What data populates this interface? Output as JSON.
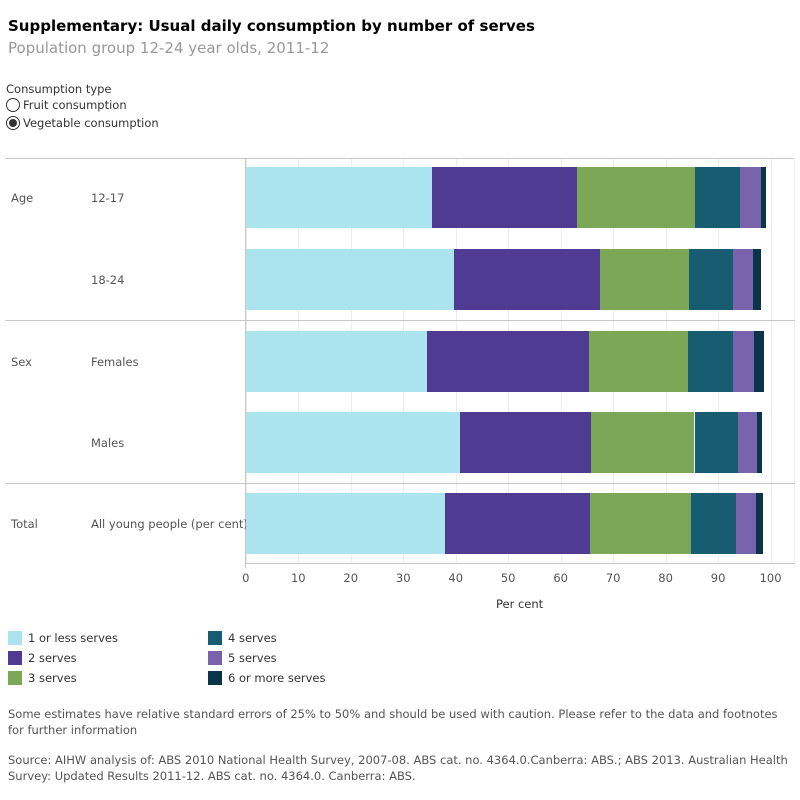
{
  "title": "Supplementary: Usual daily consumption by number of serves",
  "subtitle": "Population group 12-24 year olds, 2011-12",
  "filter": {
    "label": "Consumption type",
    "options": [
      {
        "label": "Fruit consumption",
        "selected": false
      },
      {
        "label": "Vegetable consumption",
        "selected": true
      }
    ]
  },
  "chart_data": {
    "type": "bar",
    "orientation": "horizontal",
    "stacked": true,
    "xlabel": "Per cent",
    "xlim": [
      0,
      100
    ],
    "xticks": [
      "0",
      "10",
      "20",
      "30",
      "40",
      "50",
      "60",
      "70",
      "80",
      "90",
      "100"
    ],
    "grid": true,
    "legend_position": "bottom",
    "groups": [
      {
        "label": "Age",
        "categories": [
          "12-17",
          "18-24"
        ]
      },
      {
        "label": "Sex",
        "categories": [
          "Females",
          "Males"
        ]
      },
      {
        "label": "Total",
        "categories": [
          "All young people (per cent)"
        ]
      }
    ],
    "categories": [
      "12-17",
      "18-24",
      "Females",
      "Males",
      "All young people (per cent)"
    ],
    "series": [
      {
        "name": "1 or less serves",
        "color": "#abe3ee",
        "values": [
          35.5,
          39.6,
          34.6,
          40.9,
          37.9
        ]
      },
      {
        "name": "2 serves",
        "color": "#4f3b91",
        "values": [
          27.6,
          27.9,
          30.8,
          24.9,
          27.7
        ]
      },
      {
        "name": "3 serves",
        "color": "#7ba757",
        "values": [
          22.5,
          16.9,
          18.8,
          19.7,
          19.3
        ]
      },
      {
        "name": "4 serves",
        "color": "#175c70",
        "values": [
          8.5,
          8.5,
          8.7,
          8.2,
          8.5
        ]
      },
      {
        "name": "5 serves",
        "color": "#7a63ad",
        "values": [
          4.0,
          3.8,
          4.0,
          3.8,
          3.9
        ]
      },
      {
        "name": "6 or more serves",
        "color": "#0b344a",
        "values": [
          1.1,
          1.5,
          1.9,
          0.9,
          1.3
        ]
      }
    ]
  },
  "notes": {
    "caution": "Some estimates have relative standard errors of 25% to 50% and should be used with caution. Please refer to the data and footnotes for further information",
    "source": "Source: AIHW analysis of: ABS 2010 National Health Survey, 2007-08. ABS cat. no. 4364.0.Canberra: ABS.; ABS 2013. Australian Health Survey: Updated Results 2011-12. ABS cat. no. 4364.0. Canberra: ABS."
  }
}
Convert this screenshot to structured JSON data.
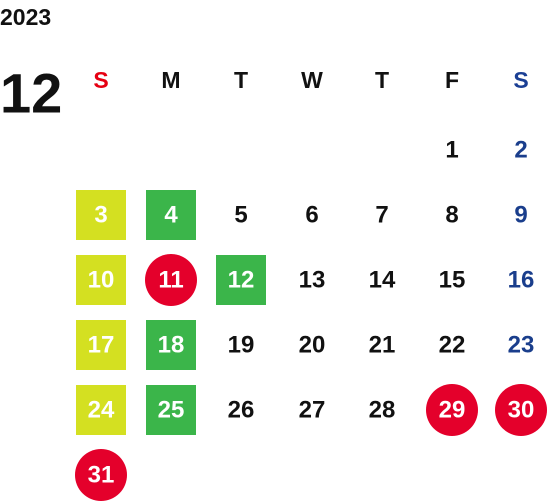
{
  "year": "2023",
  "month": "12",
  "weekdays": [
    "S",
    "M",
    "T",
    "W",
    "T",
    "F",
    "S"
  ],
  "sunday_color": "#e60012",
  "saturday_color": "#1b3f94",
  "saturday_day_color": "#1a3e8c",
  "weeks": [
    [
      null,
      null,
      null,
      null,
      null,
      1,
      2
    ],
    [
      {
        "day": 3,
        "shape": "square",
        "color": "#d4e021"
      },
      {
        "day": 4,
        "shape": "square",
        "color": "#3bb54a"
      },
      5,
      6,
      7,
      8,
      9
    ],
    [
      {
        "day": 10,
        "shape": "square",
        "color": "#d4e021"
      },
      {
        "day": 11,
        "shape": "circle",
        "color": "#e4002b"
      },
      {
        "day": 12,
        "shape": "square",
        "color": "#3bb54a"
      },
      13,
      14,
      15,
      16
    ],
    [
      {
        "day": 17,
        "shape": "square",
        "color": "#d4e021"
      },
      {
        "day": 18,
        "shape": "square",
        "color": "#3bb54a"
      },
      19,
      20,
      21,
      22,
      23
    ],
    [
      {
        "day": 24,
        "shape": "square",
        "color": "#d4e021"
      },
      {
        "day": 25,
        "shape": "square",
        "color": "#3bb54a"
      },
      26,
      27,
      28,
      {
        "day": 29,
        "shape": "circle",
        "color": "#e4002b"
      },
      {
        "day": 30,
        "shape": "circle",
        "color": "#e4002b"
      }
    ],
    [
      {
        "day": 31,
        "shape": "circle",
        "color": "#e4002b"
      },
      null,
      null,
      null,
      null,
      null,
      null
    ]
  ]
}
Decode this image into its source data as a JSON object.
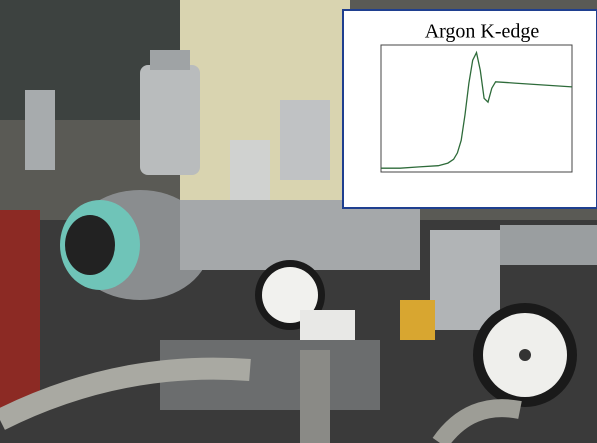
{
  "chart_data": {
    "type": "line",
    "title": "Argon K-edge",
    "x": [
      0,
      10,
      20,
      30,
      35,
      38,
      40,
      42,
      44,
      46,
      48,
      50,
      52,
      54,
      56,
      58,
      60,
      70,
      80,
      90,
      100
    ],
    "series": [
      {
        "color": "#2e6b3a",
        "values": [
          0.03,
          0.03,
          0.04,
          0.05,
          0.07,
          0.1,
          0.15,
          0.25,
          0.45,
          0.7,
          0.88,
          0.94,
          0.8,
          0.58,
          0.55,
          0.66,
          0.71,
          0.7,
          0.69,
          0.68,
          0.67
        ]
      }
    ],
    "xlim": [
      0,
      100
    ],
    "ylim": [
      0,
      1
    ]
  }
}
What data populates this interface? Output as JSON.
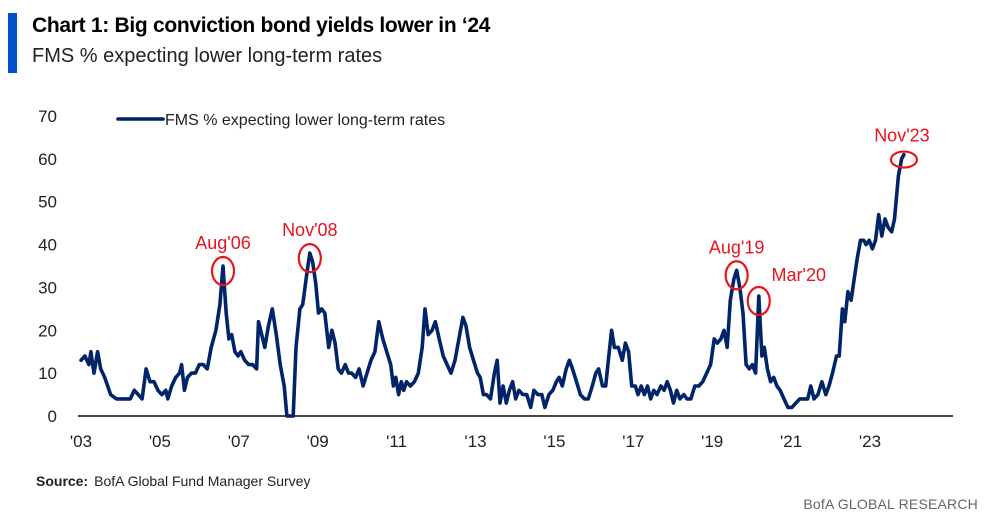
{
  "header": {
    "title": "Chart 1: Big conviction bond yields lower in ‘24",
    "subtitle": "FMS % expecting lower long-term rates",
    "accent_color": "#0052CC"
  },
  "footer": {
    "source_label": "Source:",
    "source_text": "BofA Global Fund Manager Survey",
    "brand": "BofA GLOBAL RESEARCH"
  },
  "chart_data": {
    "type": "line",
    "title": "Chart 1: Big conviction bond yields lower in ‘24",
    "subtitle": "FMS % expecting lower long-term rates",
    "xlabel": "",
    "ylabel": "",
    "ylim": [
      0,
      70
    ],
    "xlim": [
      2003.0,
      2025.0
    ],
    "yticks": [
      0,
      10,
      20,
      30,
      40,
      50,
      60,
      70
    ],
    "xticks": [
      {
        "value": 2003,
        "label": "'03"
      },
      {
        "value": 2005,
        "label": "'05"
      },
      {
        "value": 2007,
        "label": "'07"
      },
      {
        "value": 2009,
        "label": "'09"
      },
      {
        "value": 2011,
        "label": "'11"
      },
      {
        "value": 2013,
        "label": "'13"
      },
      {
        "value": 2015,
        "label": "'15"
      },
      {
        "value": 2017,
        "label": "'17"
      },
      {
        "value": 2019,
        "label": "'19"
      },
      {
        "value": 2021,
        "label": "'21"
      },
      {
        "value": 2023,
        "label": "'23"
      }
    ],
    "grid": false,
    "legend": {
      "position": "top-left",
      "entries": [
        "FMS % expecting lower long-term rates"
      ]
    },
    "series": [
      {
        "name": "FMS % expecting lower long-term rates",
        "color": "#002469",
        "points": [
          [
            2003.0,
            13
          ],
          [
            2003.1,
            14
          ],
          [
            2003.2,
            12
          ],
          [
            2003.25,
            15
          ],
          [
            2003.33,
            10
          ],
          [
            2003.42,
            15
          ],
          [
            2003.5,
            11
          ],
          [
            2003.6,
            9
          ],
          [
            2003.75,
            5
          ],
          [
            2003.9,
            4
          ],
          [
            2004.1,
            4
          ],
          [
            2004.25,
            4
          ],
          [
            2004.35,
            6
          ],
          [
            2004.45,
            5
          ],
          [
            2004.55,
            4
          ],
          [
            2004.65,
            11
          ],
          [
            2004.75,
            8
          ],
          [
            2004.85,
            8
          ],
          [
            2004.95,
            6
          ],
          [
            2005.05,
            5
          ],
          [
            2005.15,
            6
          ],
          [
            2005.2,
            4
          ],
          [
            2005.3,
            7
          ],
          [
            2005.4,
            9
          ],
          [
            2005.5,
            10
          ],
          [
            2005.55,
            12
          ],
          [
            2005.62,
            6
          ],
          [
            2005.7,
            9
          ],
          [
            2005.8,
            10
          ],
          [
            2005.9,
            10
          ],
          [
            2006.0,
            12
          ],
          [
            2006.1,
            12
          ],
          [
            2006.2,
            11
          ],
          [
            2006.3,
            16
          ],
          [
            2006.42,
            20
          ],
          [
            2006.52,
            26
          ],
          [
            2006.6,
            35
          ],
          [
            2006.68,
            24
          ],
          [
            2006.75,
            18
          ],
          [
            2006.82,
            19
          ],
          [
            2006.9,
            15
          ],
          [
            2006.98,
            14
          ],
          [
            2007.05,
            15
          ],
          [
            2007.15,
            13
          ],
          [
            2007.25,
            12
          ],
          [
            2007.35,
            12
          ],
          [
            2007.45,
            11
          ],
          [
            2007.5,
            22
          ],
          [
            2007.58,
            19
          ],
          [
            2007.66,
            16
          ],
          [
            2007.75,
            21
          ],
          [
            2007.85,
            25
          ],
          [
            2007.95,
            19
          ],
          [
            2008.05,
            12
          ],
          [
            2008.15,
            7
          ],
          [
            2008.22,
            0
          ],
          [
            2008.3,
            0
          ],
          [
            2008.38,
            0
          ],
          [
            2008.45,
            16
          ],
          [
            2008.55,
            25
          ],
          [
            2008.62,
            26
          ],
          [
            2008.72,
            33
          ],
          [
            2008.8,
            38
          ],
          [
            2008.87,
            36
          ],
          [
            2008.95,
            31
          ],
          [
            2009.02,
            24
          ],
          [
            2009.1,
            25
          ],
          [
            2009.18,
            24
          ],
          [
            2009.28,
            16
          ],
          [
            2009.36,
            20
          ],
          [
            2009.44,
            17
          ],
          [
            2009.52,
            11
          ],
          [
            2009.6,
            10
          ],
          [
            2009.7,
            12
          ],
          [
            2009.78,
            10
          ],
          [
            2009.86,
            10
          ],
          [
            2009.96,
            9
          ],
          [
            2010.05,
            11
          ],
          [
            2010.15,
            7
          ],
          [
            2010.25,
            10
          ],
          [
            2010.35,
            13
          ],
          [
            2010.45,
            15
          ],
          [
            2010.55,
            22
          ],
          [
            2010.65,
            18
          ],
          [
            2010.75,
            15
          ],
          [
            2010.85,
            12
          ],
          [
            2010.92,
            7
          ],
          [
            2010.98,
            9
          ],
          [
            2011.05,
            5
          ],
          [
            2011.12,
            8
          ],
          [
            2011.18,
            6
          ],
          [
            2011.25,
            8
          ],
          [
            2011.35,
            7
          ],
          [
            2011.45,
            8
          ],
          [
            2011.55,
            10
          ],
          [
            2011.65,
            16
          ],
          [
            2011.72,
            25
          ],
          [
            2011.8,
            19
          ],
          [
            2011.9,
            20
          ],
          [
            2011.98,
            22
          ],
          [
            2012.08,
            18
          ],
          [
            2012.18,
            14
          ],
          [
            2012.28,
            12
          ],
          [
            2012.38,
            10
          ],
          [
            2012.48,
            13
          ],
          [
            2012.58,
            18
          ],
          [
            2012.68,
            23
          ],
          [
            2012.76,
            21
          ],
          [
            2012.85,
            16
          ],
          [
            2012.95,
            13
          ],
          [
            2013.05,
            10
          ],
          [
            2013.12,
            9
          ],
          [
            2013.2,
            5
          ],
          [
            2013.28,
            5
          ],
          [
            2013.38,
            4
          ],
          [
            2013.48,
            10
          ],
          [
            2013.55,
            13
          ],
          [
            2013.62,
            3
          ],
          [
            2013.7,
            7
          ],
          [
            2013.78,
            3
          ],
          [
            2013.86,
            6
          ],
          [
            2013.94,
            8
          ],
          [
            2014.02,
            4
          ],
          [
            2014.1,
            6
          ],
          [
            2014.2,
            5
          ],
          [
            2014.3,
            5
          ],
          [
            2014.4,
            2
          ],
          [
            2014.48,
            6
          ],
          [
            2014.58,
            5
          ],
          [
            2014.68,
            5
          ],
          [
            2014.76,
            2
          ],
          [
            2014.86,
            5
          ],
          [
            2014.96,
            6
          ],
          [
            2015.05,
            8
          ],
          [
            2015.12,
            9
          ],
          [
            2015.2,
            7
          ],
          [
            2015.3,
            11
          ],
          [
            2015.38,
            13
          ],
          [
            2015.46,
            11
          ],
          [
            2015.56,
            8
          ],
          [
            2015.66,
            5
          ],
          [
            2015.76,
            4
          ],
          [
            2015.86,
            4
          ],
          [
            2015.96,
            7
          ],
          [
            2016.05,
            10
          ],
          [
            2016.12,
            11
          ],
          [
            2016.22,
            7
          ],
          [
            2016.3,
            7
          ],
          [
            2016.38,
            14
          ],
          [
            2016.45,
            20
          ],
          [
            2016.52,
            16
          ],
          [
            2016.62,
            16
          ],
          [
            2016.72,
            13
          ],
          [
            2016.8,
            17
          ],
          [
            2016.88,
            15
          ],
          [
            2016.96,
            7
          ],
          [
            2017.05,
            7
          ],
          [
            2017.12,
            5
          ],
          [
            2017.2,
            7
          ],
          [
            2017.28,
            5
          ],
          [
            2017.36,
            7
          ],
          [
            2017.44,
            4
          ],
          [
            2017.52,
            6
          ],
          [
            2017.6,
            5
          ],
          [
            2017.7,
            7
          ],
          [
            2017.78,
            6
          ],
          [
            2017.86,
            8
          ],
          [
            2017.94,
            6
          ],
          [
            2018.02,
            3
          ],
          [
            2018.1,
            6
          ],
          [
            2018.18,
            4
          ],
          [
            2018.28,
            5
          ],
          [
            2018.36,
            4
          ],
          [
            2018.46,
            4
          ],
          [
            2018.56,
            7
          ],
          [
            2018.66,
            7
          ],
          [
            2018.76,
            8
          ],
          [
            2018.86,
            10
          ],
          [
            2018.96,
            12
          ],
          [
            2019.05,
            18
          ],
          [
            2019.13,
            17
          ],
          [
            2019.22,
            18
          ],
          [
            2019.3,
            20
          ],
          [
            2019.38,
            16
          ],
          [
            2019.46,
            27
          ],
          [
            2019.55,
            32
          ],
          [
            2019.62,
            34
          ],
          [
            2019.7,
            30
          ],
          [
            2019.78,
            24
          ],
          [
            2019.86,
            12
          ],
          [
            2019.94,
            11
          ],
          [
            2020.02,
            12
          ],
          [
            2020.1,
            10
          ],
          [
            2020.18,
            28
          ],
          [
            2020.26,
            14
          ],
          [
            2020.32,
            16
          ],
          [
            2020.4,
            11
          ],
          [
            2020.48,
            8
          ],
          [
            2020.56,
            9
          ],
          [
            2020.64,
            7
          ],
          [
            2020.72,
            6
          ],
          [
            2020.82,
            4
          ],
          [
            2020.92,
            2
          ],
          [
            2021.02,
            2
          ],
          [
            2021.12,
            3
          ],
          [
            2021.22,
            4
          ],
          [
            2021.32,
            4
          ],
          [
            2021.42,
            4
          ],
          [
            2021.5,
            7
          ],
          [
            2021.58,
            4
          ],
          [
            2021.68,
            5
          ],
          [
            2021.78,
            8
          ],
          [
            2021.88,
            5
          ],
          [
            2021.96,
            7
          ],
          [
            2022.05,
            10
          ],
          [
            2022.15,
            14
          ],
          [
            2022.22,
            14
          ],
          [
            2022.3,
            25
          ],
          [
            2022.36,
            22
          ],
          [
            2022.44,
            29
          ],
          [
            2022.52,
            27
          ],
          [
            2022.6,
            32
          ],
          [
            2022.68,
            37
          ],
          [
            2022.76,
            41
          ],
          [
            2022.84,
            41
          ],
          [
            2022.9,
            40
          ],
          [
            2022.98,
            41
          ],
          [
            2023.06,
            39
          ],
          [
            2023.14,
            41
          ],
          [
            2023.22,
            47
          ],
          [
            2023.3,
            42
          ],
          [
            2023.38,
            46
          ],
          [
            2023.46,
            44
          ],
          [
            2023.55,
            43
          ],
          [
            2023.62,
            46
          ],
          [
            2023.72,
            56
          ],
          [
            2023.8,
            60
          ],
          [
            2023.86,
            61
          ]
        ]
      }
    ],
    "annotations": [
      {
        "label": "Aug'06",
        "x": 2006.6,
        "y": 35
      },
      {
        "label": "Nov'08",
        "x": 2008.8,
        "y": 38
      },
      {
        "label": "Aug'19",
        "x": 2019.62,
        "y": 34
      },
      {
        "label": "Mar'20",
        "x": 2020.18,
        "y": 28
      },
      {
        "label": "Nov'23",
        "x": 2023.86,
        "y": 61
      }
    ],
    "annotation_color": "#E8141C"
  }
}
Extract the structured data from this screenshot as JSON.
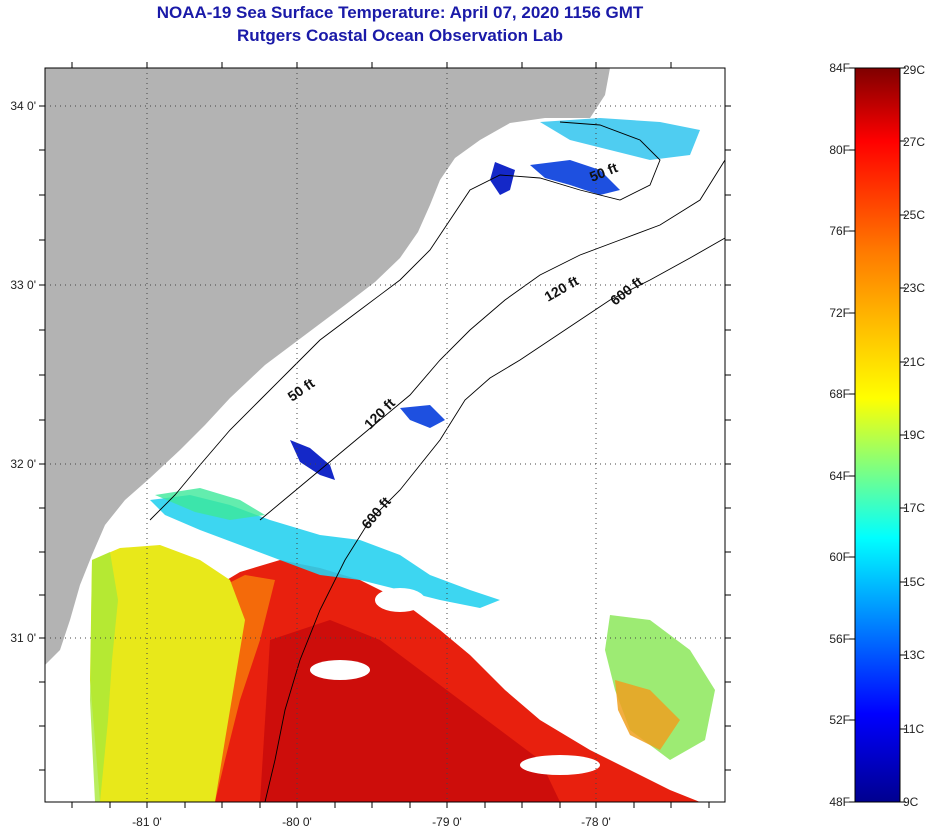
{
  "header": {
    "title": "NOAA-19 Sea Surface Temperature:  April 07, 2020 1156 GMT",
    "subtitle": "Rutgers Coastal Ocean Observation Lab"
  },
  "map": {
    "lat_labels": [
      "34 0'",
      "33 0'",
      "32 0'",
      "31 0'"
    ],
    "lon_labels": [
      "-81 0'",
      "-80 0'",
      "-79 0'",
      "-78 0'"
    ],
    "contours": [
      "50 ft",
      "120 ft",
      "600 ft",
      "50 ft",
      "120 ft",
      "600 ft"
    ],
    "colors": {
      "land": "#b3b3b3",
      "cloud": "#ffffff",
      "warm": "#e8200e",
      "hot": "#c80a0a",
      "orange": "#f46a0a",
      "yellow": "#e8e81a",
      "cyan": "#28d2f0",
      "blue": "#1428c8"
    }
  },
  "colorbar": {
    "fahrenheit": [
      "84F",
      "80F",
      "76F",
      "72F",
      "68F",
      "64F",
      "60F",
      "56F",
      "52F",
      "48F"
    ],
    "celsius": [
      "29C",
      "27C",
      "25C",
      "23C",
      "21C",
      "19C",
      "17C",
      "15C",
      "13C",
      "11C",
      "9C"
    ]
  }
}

_ _ _ _ _ _ _

### Goal
Among the lines of the data, identify those with the word "true". Copy each of them.

### Exercise response
        "selected": true
    "stacked": true,
    "grid": true,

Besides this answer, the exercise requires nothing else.